→ **Input data**
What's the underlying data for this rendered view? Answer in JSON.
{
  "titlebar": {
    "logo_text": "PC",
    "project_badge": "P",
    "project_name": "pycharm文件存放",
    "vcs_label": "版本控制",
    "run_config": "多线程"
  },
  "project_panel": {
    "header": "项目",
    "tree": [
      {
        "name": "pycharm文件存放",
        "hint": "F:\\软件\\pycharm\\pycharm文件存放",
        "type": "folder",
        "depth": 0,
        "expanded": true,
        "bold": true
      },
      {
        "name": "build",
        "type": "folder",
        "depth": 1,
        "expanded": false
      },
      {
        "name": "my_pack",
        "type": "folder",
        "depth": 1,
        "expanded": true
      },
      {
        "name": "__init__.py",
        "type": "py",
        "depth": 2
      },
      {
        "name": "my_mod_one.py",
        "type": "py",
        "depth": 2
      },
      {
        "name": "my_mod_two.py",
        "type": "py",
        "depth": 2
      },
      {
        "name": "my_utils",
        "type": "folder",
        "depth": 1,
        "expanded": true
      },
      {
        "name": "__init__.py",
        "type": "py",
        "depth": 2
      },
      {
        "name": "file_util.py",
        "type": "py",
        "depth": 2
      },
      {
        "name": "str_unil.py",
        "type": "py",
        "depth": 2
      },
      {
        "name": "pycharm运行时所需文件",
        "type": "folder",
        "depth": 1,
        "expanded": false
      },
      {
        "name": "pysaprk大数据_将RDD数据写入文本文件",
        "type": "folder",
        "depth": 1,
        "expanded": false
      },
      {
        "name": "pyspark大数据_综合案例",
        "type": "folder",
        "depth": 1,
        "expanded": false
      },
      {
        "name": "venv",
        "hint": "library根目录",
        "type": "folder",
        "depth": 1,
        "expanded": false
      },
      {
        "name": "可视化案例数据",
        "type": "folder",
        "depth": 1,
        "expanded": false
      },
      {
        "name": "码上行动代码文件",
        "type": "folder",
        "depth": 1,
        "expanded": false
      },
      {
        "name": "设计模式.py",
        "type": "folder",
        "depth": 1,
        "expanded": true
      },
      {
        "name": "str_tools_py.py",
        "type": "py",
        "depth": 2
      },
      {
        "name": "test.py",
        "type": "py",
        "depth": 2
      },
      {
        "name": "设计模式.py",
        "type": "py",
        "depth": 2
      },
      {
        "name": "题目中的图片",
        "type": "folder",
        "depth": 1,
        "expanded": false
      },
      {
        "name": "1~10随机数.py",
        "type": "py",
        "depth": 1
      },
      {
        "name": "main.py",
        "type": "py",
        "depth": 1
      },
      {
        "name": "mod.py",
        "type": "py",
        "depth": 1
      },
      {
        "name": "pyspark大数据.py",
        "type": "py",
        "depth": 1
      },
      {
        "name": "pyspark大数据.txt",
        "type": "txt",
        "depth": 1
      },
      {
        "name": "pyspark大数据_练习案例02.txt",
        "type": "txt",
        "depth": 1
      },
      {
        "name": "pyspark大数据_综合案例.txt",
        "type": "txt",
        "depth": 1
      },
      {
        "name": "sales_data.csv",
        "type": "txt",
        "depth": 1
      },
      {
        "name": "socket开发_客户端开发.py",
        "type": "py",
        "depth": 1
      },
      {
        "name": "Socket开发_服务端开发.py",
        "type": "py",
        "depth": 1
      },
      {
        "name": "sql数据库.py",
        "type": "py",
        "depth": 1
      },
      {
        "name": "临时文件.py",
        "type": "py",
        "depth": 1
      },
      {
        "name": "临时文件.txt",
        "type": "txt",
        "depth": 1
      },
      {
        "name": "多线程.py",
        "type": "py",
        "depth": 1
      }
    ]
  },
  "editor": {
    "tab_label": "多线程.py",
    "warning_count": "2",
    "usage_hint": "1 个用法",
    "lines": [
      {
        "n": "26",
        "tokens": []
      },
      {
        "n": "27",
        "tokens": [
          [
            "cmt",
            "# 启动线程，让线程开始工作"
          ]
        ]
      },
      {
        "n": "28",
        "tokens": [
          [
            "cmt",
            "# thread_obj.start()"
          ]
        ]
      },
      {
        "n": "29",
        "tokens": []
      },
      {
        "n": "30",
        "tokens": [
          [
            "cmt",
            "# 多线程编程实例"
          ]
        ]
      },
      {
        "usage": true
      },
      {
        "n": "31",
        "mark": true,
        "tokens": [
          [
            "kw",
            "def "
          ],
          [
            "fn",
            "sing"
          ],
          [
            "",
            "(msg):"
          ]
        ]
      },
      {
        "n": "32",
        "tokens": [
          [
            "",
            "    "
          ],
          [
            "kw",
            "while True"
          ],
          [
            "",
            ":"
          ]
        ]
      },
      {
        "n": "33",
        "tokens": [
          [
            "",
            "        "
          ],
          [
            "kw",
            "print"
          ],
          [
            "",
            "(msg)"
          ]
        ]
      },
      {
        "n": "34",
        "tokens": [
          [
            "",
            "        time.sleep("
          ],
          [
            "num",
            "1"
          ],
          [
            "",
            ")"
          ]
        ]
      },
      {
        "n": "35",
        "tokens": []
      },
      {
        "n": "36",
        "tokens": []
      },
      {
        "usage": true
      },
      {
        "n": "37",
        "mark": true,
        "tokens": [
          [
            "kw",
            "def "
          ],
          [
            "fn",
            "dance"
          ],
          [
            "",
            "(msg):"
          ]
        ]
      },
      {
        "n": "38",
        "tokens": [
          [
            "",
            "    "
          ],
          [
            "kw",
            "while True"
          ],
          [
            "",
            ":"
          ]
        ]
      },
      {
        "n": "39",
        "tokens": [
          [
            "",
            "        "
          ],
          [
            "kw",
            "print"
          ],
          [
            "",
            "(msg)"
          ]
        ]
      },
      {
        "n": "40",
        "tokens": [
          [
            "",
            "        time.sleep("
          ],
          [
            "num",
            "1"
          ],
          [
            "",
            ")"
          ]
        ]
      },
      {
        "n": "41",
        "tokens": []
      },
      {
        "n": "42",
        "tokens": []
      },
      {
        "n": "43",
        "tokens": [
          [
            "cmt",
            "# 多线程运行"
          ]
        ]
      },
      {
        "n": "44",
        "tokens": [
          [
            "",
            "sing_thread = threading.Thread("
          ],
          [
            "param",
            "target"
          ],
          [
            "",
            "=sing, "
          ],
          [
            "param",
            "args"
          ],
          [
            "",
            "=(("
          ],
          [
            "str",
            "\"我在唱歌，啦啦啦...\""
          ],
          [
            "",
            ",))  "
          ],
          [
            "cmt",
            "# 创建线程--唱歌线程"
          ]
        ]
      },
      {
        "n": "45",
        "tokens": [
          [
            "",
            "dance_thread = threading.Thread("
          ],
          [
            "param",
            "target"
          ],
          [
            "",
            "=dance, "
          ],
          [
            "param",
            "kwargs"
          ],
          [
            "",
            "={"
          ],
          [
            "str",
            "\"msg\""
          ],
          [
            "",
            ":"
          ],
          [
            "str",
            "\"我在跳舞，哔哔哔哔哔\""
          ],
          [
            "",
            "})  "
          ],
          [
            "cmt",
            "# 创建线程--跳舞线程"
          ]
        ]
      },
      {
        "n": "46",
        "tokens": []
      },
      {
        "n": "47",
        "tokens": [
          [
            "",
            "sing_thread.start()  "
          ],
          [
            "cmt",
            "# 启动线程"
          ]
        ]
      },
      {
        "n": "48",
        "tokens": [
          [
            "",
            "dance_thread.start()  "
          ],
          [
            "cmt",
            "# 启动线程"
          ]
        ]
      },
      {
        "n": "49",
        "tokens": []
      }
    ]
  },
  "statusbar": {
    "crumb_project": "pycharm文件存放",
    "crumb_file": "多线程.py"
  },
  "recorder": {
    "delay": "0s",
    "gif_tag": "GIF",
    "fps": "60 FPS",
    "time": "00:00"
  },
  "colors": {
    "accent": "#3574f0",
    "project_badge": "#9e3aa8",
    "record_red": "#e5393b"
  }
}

→ **Work required**
Reproduce all of the entries word for word.

→ **Exercise solution**
What's the underlying data for this rendered view? Answer in JSON.
{
  "titlebar": {
    "logo_text": "PC",
    "project_badge": "P",
    "project_name": "pycharm文件存放",
    "vcs_label": "版本控制",
    "run_config": "多线程"
  },
  "project_panel": {
    "header": "项目",
    "tree": [
      {
        "name": "pycharm文件存放",
        "hint": "F:\\软件\\pycharm\\pycharm文件存放",
        "type": "folder",
        "depth": 0,
        "expanded": true,
        "bold": true
      },
      {
        "name": "build",
        "type": "folder",
        "depth": 1,
        "expanded": false
      },
      {
        "name": "my_pack",
        "type": "folder",
        "depth": 1,
        "expanded": true
      },
      {
        "name": "__init__.py",
        "type": "py",
        "depth": 2
      },
      {
        "name": "my_mod_one.py",
        "type": "py",
        "depth": 2
      },
      {
        "name": "my_mod_two.py",
        "type": "py",
        "depth": 2
      },
      {
        "name": "my_utils",
        "type": "folder",
        "depth": 1,
        "expanded": true
      },
      {
        "name": "__init__.py",
        "type": "py",
        "depth": 2
      },
      {
        "name": "file_util.py",
        "type": "py",
        "depth": 2
      },
      {
        "name": "str_unil.py",
        "type": "py",
        "depth": 2
      },
      {
        "name": "pycharm运行时所需文件",
        "type": "folder",
        "depth": 1,
        "expanded": false
      },
      {
        "name": "pysaprk大数据_将RDD数据写入文本文件",
        "type": "folder",
        "depth": 1,
        "expanded": false
      },
      {
        "name": "pyspark大数据_综合案例",
        "type": "folder",
        "depth": 1,
        "expanded": false
      },
      {
        "name": "venv",
        "hint": "library根目录",
        "type": "folder",
        "depth": 1,
        "expanded": false
      },
      {
        "name": "可视化案例数据",
        "type": "folder",
        "depth": 1,
        "expanded": false
      },
      {
        "name": "码上行动代码文件",
        "type": "folder",
        "depth": 1,
        "expanded": false
      },
      {
        "name": "设计模式.py",
        "type": "folder",
        "depth": 1,
        "expanded": true
      },
      {
        "name": "str_tools_py.py",
        "type": "py",
        "depth": 2
      },
      {
        "name": "test.py",
        "type": "py",
        "depth": 2
      },
      {
        "name": "设计模式.py",
        "type": "py",
        "depth": 2
      },
      {
        "name": "题目中的图片",
        "type": "folder",
        "depth": 1,
        "expanded": false
      },
      {
        "name": "1~10随机数.py",
        "type": "py",
        "depth": 1
      },
      {
        "name": "main.py",
        "type": "py",
        "depth": 1
      },
      {
        "name": "mod.py",
        "type": "py",
        "depth": 1
      },
      {
        "name": "pyspark大数据.py",
        "type": "py",
        "depth": 1
      },
      {
        "name": "pyspark大数据.txt",
        "type": "txt",
        "depth": 1
      },
      {
        "name": "pyspark大数据_练习案例02.txt",
        "type": "txt",
        "depth": 1
      },
      {
        "name": "pyspark大数据_综合案例.txt",
        "type": "txt",
        "depth": 1
      },
      {
        "name": "sales_data.csv",
        "type": "txt",
        "depth": 1
      },
      {
        "name": "socket开发_客户端开发.py",
        "type": "py",
        "depth": 1
      },
      {
        "name": "Socket开发_服务端开发.py",
        "type": "py",
        "depth": 1
      },
      {
        "name": "sql数据库.py",
        "type": "py",
        "depth": 1
      },
      {
        "name": "临时文件.py",
        "type": "py",
        "depth": 1
      },
      {
        "name": "临时文件.txt",
        "type": "txt",
        "depth": 1
      },
      {
        "name": "多线程.py",
        "type": "py",
        "depth": 1
      }
    ]
  },
  "editor": {
    "tab_label": "多线程.py",
    "warning_count": "2",
    "usage_hint": "1 个用法",
    "lines": [
      {
        "n": "26",
        "tokens": []
      },
      {
        "n": "27",
        "tokens": [
          [
            "cmt",
            "# 启动线程，让线程开始工作"
          ]
        ]
      },
      {
        "n": "28",
        "tokens": [
          [
            "cmt",
            "# thread_obj.start()"
          ]
        ]
      },
      {
        "n": "29",
        "tokens": []
      },
      {
        "n": "30",
        "tokens": [
          [
            "cmt",
            "# 多线程编程实例"
          ]
        ]
      },
      {
        "usage": true
      },
      {
        "n": "31",
        "mark": true,
        "tokens": [
          [
            "kw",
            "def "
          ],
          [
            "fn",
            "sing"
          ],
          [
            "",
            "(msg):"
          ]
        ]
      },
      {
        "n": "32",
        "tokens": [
          [
            "",
            "    "
          ],
          [
            "kw",
            "while True"
          ],
          [
            "",
            ":"
          ]
        ]
      },
      {
        "n": "33",
        "tokens": [
          [
            "",
            "        "
          ],
          [
            "kw",
            "print"
          ],
          [
            "",
            "(msg)"
          ]
        ]
      },
      {
        "n": "34",
        "tokens": [
          [
            "",
            "        time.sleep("
          ],
          [
            "num",
            "1"
          ],
          [
            "",
            ")"
          ]
        ]
      },
      {
        "n": "35",
        "tokens": []
      },
      {
        "n": "36",
        "tokens": []
      },
      {
        "usage": true
      },
      {
        "n": "37",
        "mark": true,
        "tokens": [
          [
            "kw",
            "def "
          ],
          [
            "fn",
            "dance"
          ],
          [
            "",
            "(msg):"
          ]
        ]
      },
      {
        "n": "38",
        "tokens": [
          [
            "",
            "    "
          ],
          [
            "kw",
            "while True"
          ],
          [
            "",
            ":"
          ]
        ]
      },
      {
        "n": "39",
        "tokens": [
          [
            "",
            "        "
          ],
          [
            "kw",
            "print"
          ],
          [
            "",
            "(msg)"
          ]
        ]
      },
      {
        "n": "40",
        "tokens": [
          [
            "",
            "        time.sleep("
          ],
          [
            "num",
            "1"
          ],
          [
            "",
            ")"
          ]
        ]
      },
      {
        "n": "41",
        "tokens": []
      },
      {
        "n": "42",
        "tokens": []
      },
      {
        "n": "43",
        "tokens": [
          [
            "cmt",
            "# 多线程运行"
          ]
        ]
      },
      {
        "n": "44",
        "tokens": [
          [
            "",
            "sing_thread = threading.Thread("
          ],
          [
            "param",
            "target"
          ],
          [
            "",
            "=sing, "
          ],
          [
            "param",
            "args"
          ],
          [
            "",
            "=(("
          ],
          [
            "str",
            "\"我在唱歌，啦啦啦...\""
          ],
          [
            "",
            ",))  "
          ],
          [
            "cmt",
            "# 创建线程--唱歌线程"
          ]
        ]
      },
      {
        "n": "45",
        "tokens": [
          [
            "",
            "dance_thread = threading.Thread("
          ],
          [
            "param",
            "target"
          ],
          [
            "",
            "=dance, "
          ],
          [
            "param",
            "kwargs"
          ],
          [
            "",
            "={"
          ],
          [
            "str",
            "\"msg\""
          ],
          [
            "",
            ":"
          ],
          [
            "str",
            "\"我在跳舞，哔哔哔哔哔\""
          ],
          [
            "",
            "})  "
          ],
          [
            "cmt",
            "# 创建线程--跳舞线程"
          ]
        ]
      },
      {
        "n": "46",
        "tokens": []
      },
      {
        "n": "47",
        "tokens": [
          [
            "",
            "sing_thread.start()  "
          ],
          [
            "cmt",
            "# 启动线程"
          ]
        ]
      },
      {
        "n": "48",
        "tokens": [
          [
            "",
            "dance_thread.start()  "
          ],
          [
            "cmt",
            "# 启动线程"
          ]
        ]
      },
      {
        "n": "49",
        "tokens": []
      }
    ]
  },
  "statusbar": {
    "crumb_project": "pycharm文件存放",
    "crumb_file": "多线程.py"
  },
  "recorder": {
    "delay": "0s",
    "gif_tag": "GIF",
    "fps": "60 FPS",
    "time": "00:00"
  },
  "colors": {
    "accent": "#3574f0",
    "project_badge": "#9e3aa8",
    "record_red": "#e5393b"
  }
}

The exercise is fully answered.